>>>
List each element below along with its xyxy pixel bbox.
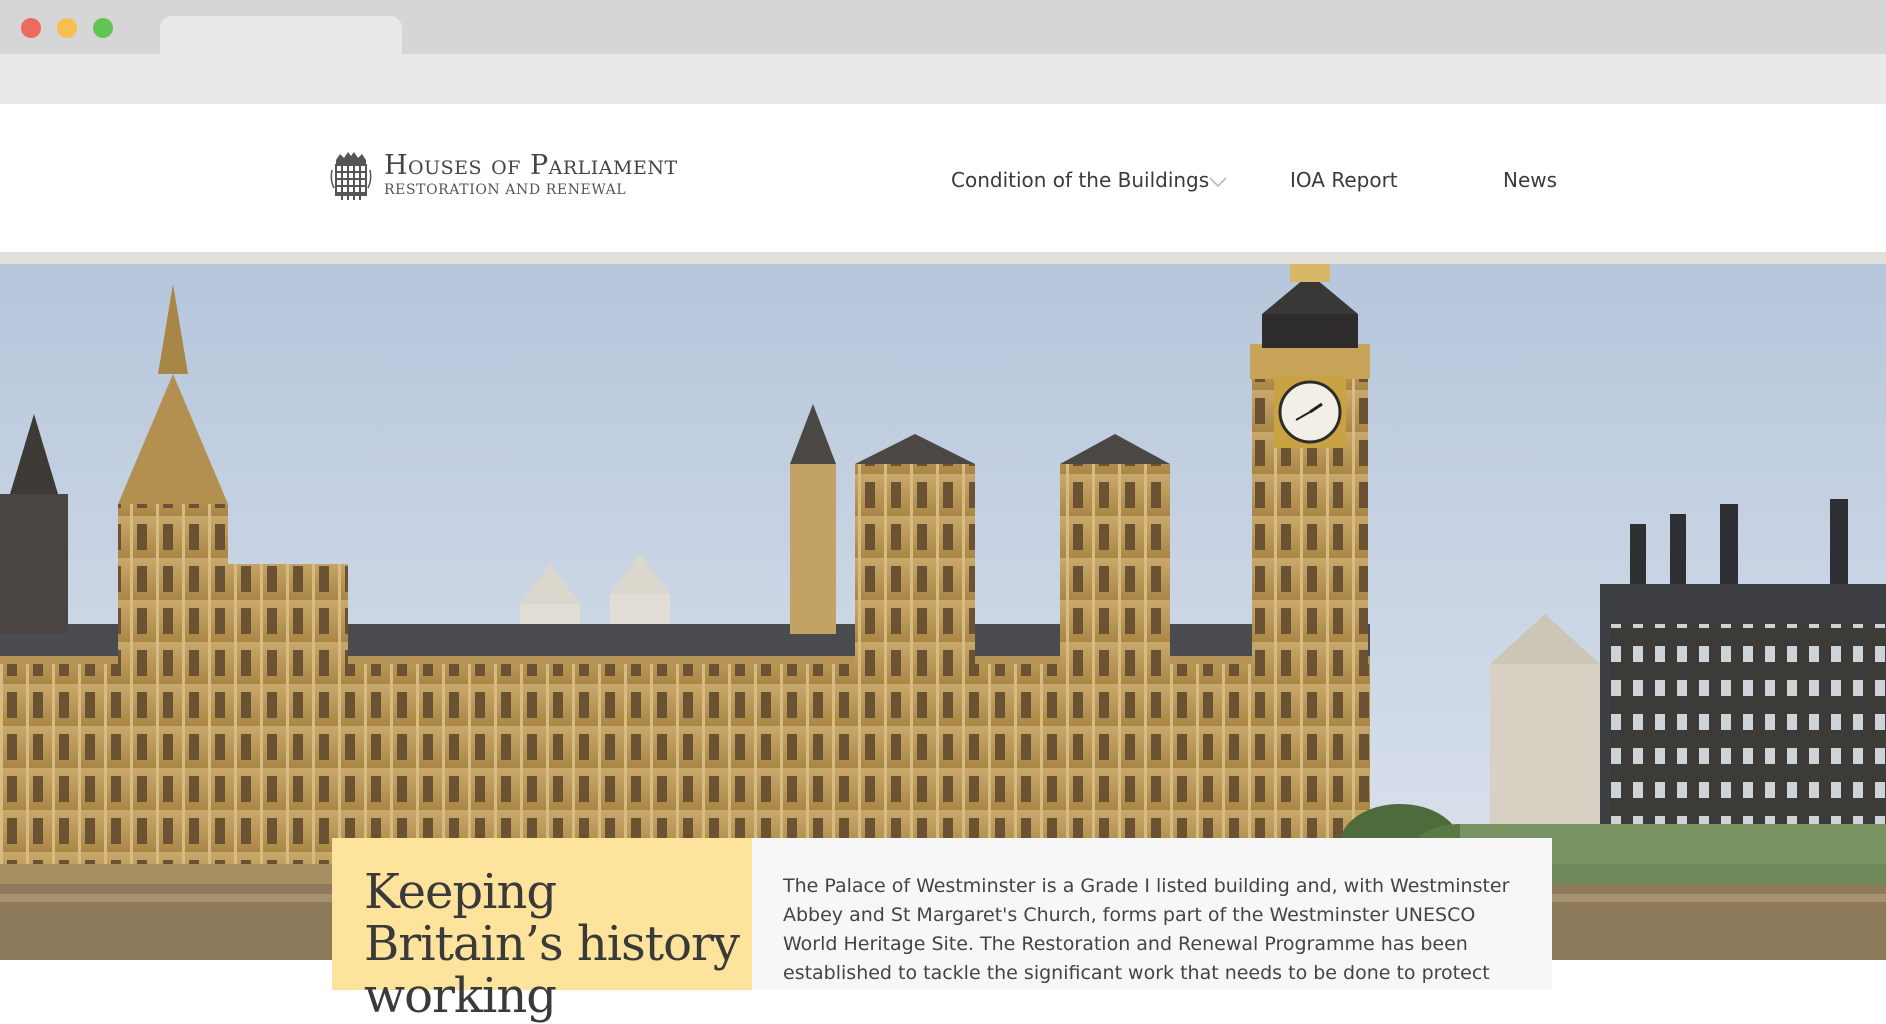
header-divider [0,252,1886,264]
minimize-window-button[interactable] [57,18,77,38]
hero-body-text: The Palace of Westminster is a Grade I l… [783,875,1510,984]
chevron-down-icon[interactable] [1209,176,1227,188]
browser-toolbar [0,54,1886,104]
site-logo[interactable]: Houses of Parliament Restoration and Ren… [330,150,700,212]
browser-titlebar [0,0,1886,54]
hero-title-card: Keeping Britain’s history working [332,838,752,1022]
logo-title: Houses of Parliament [384,150,678,181]
nav-item-news[interactable]: News [1503,168,1557,192]
hero-text-card: The Palace of Westminster is a Grade I l… [752,838,1552,990]
logo-subtitle: Restoration and Renewal [384,182,627,198]
nav-item-condition-of-the-buildings[interactable]: Condition of the Buildings [951,168,1209,192]
close-window-button[interactable] [21,18,41,38]
nav-item-ioa-report[interactable]: IOA Report [1290,168,1398,192]
maximize-window-button[interactable] [93,18,113,38]
portcullis-icon [330,152,372,200]
browser-tab[interactable] [160,16,402,54]
hero-title: Keeping Britain’s history working [364,864,740,1024]
site-header: Houses of Parliament Restoration and Ren… [0,104,1886,252]
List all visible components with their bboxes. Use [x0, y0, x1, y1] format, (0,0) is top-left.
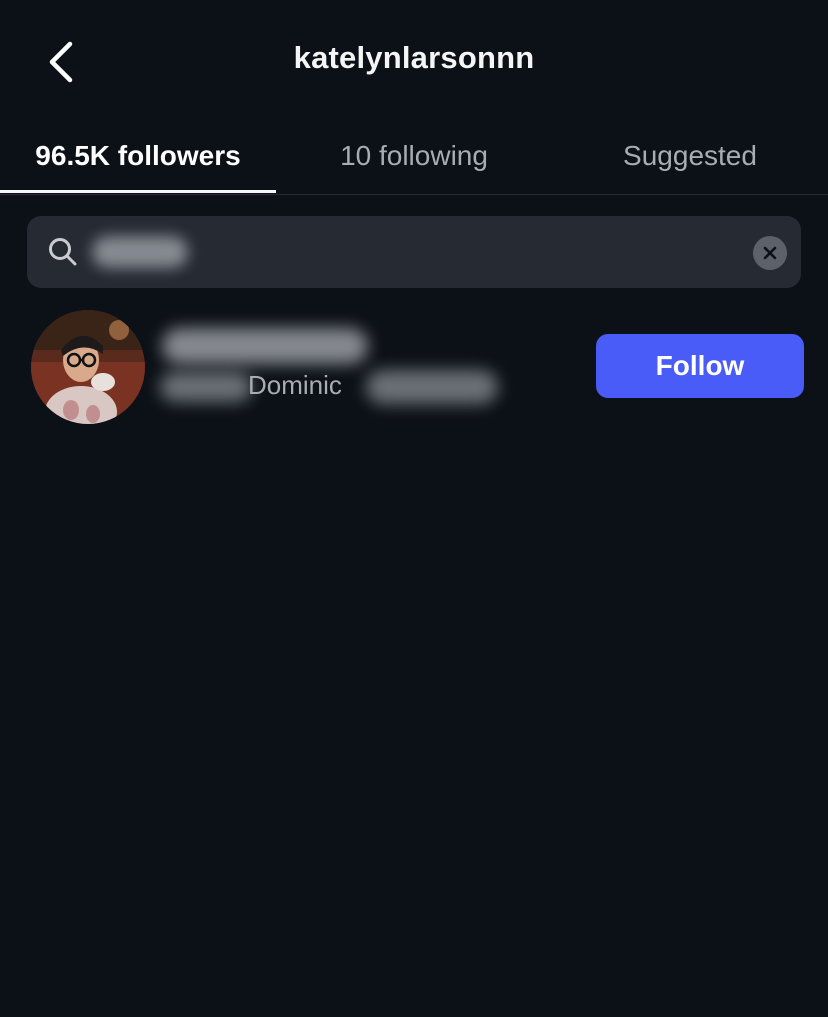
avatar-image [31, 310, 145, 424]
tab-suggested[interactable]: Suggested [552, 118, 828, 194]
search-icon [49, 238, 77, 266]
top-header: katelynlarsonnn [0, 0, 828, 120]
clear-icon [763, 246, 777, 260]
name-redacted-left [160, 372, 252, 402]
tab-bar: 96.5K followers 10 following Suggested [0, 118, 828, 195]
page-title: katelynlarsonnn [293, 40, 535, 75]
tab-followers[interactable]: 96.5K followers [0, 118, 276, 194]
follower-list-item[interactable]: Dominic Follow [0, 306, 828, 426]
active-tab-indicator [0, 190, 276, 193]
name-redacted-right [366, 370, 498, 404]
follow-button[interactable]: Follow [596, 334, 804, 398]
display-name: Dominic [248, 370, 342, 400]
search-query-redacted [92, 236, 188, 268]
username-redacted [162, 328, 368, 364]
tab-following[interactable]: 10 following [276, 118, 552, 194]
clear-search-button[interactable] [753, 236, 787, 270]
avatar[interactable] [31, 310, 145, 424]
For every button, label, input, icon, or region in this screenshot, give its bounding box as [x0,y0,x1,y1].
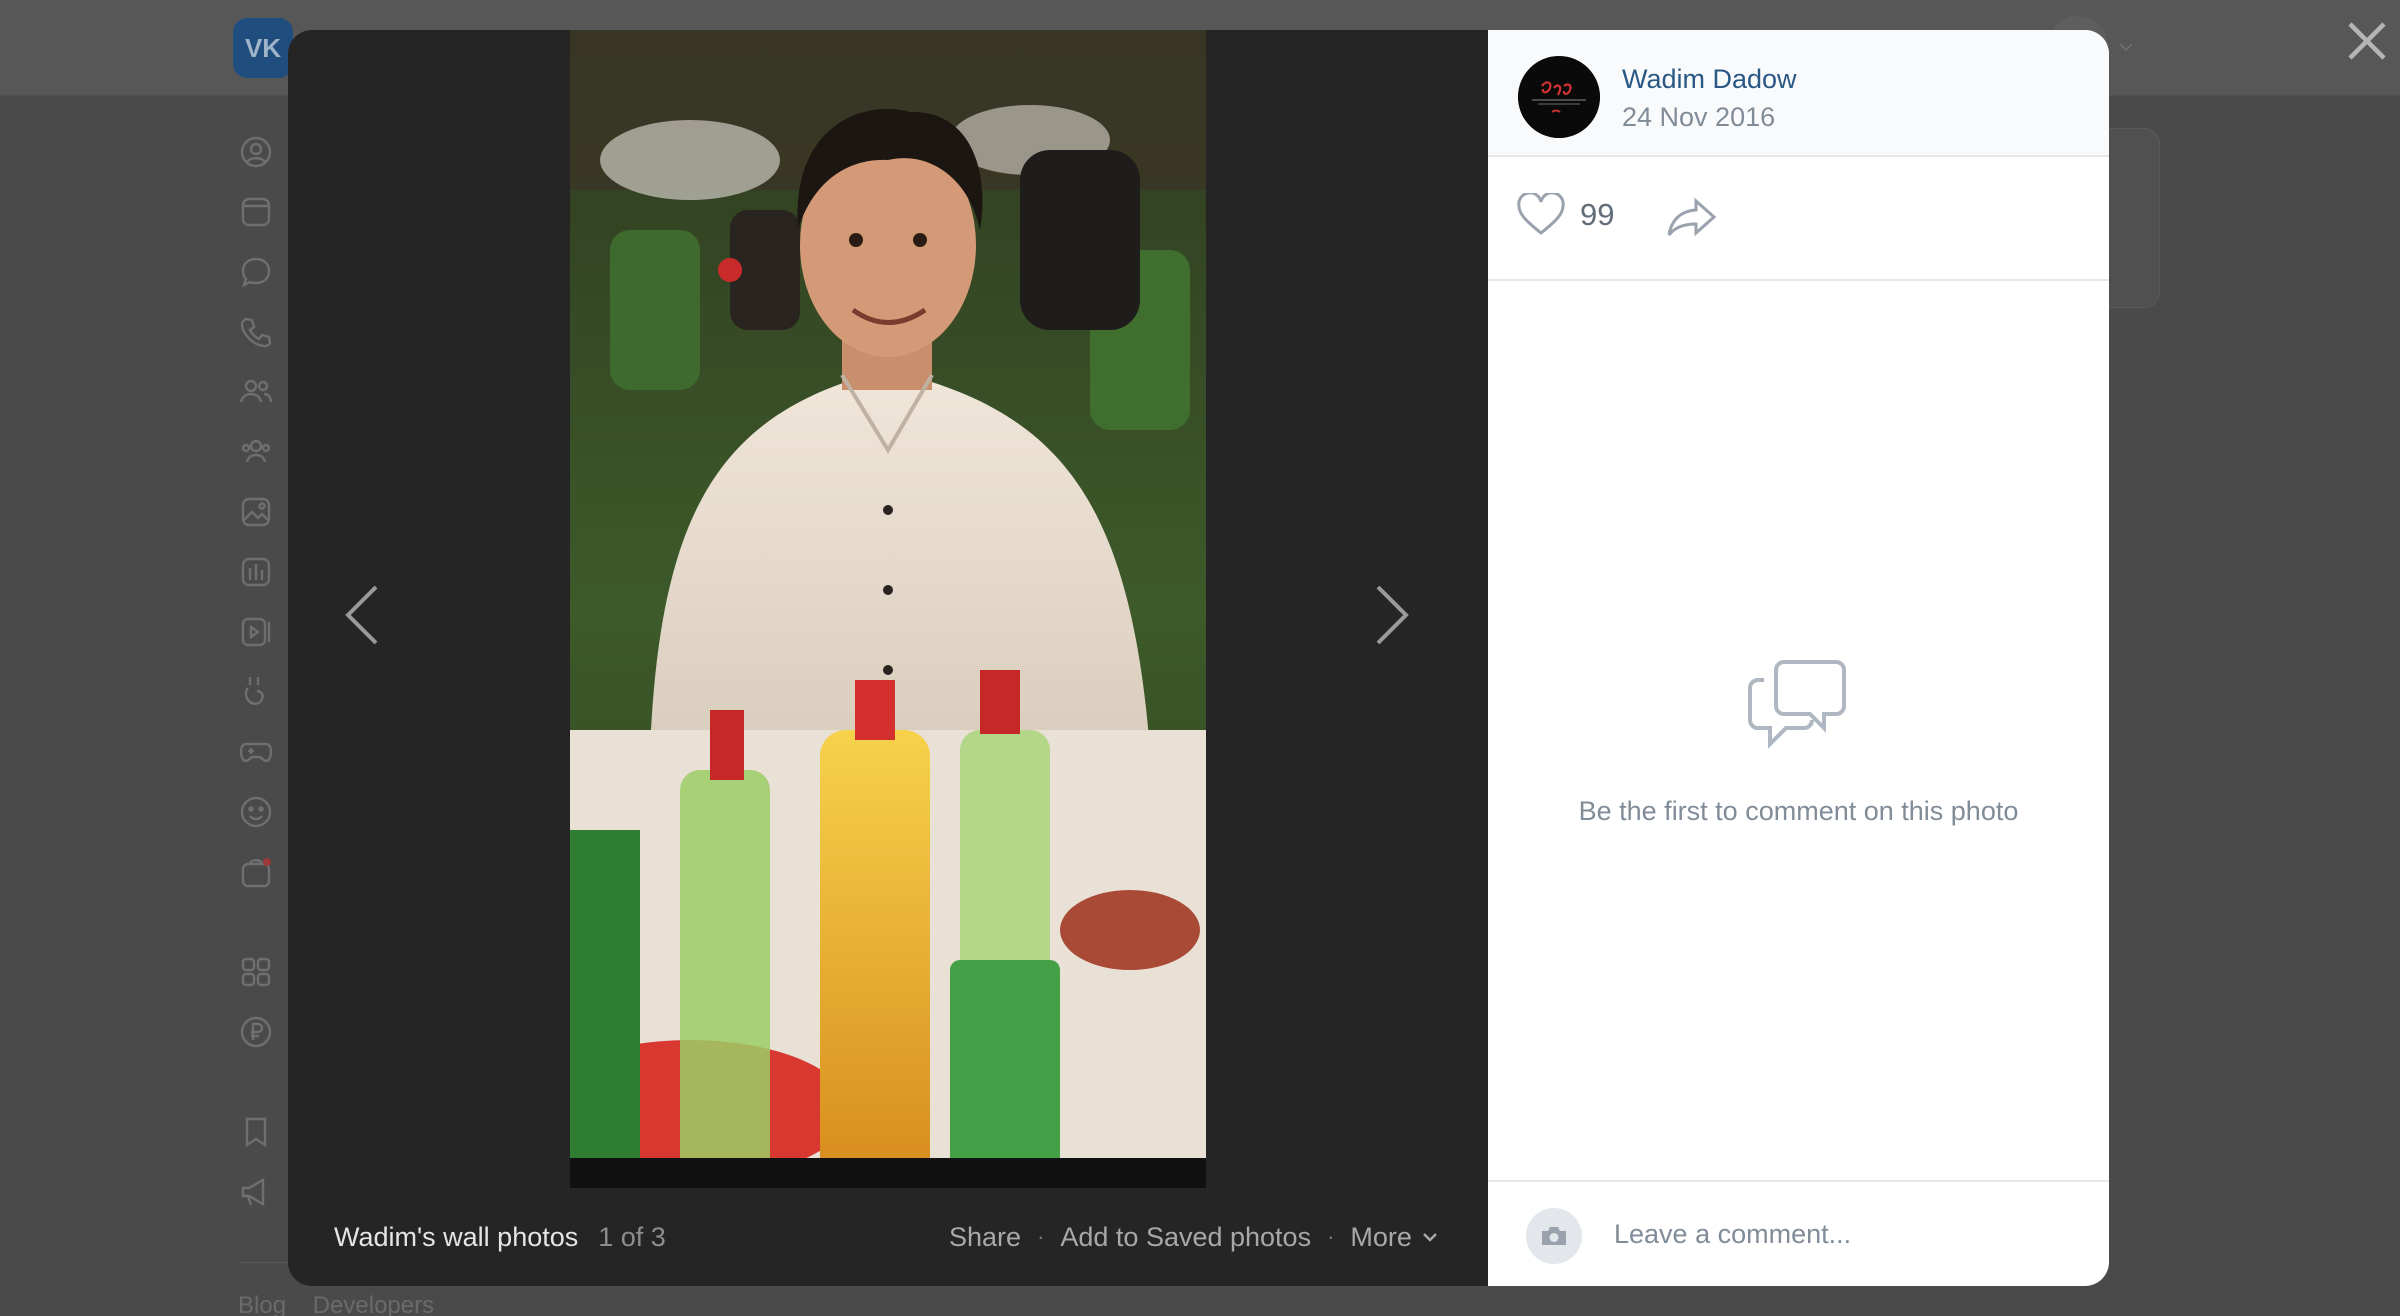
photo-actions: Share · Add to Saved photos · More [949,1188,1438,1286]
chevron-left-icon [345,585,378,645]
services-icon[interactable] [238,954,278,994]
avatar-signature-image [1518,56,1600,138]
footer-link-blog[interactable]: Blog [238,1292,286,1316]
reactions-bar: 99 [1488,157,2109,281]
separator-dot: · [1327,1224,1335,1249]
next-photo-button[interactable] [1362,570,1422,660]
photos-icon[interactable] [238,494,278,534]
stickers-icon[interactable] [238,794,278,834]
friends-icon[interactable] [238,374,278,414]
comment-composer [1488,1180,2109,1286]
photo-pane: Wadim's wall photos 1 of 3 Share · Add t… [288,30,1488,1286]
games-icon[interactable] [238,734,278,774]
music-icon[interactable] [238,554,278,594]
clips-icon[interactable] [238,674,278,714]
chevron-down-icon[interactable] [2118,36,2134,52]
photo-viewer: Wadim's wall photos 1 of 3 Share · Add t… [288,30,2109,1286]
ads-icon[interactable] [238,1174,278,1214]
more-menu-button[interactable]: More [1350,1222,1438,1253]
comment-input[interactable] [1614,1204,2074,1264]
close-icon [2348,22,2386,60]
previous-photo-button[interactable] [332,570,392,660]
more-label: More [1350,1221,1412,1252]
author-name-link[interactable]: Wadim Dadow [1622,64,1797,95]
chevron-right-icon [1376,585,1409,645]
photo[interactable] [570,30,1206,1188]
news-icon[interactable] [238,194,278,234]
save-to-saved-photos-link[interactable]: Add to Saved photos [1060,1222,1311,1253]
communities-icon[interactable] [238,434,278,474]
album-title-link[interactable]: Wadim's wall photos [334,1222,578,1253]
photo-sidebar: Wadim Dadow 24 Nov 2016 99 Be the first … [1488,30,2109,1286]
author-header: Wadim Dadow 24 Nov 2016 [1488,30,2109,157]
payments-icon[interactable] [238,1014,278,1054]
video-icon[interactable] [238,614,278,654]
share-link[interactable]: Share [949,1222,1021,1253]
author-avatar[interactable] [1518,56,1600,138]
photo-counter: 1 of 3 [598,1221,666,1252]
photo-footer: Wadim's wall photos 1 of 3 Share · Add t… [288,1188,1488,1286]
chevron-down-icon [1423,1233,1437,1242]
market-icon[interactable] [238,854,278,894]
post-date[interactable]: 24 Nov 2016 [1622,102,1775,133]
like-button[interactable]: 99 [1516,193,1614,237]
messages-icon[interactable] [238,254,278,294]
camera-icon [1542,1227,1566,1245]
attach-photo-button[interactable] [1526,1208,1582,1264]
bookmarks-icon[interactable] [238,1114,278,1154]
profile-icon[interactable] [238,134,278,174]
comments-icon [1748,660,1846,749]
calls-icon[interactable] [238,314,278,354]
heart-icon [1517,193,1565,235]
footer-links: Blog Developers [238,1292,454,1316]
vk-logo[interactable]: VK [233,18,293,78]
like-count: 99 [1580,197,1615,232]
share-arrow-icon [1667,197,1717,237]
share-button[interactable] [1666,197,1718,242]
separator-dot: · [1037,1224,1045,1249]
close-viewer-button[interactable] [2342,16,2392,66]
footer-link-developers[interactable]: Developers [313,1292,434,1316]
empty-comments-text: Be the first to comment on this photo [1578,796,2019,826]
<<<
- _TASK TO COMPLETE_: List each line in the rows above that contains the word "Westminster", copying every such line in full.

- _WORKED SOLUTION_:
hero-body-text: The Palace of Westminster is a Grade I l… [783,875,1510,984]
hero-text-card: The Palace of Westminster is a Grade I l… [752,838,1552,990]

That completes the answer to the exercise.